Records follow. Copy every line with "this".

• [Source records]
## START
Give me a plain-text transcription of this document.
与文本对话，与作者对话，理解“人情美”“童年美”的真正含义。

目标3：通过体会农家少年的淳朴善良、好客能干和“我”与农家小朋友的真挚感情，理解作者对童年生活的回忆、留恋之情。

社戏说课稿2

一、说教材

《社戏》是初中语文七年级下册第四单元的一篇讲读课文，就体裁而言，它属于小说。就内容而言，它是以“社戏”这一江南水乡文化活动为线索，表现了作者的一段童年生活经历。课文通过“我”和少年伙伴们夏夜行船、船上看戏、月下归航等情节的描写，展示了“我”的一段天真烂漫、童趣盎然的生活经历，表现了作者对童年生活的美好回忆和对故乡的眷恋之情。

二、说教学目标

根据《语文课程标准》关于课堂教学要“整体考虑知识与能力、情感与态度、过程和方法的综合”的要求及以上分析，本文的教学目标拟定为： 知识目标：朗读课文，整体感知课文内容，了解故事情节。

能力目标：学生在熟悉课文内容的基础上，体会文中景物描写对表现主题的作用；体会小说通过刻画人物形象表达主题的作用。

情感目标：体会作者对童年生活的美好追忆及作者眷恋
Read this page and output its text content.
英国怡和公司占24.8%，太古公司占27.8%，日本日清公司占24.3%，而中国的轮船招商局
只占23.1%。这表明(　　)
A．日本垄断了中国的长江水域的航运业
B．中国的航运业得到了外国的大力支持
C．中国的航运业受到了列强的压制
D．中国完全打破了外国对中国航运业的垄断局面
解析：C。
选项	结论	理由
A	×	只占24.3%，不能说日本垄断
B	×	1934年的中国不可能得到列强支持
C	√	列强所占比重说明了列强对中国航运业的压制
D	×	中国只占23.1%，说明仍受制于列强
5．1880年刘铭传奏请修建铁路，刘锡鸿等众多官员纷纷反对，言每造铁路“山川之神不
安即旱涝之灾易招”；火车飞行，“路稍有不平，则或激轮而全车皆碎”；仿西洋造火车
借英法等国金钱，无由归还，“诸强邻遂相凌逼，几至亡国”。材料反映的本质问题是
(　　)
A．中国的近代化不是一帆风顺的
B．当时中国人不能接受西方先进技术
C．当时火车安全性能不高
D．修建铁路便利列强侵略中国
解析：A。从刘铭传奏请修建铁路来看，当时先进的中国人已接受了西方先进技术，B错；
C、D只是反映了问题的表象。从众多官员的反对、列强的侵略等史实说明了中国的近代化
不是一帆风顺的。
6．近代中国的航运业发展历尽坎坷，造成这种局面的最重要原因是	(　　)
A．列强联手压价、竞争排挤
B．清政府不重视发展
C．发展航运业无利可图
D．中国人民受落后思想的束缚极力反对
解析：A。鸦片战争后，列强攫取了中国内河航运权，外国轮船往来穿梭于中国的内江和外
## END
• [Result of the task]
Give me a plain-text transcription of this document.
Read this page and output its text content.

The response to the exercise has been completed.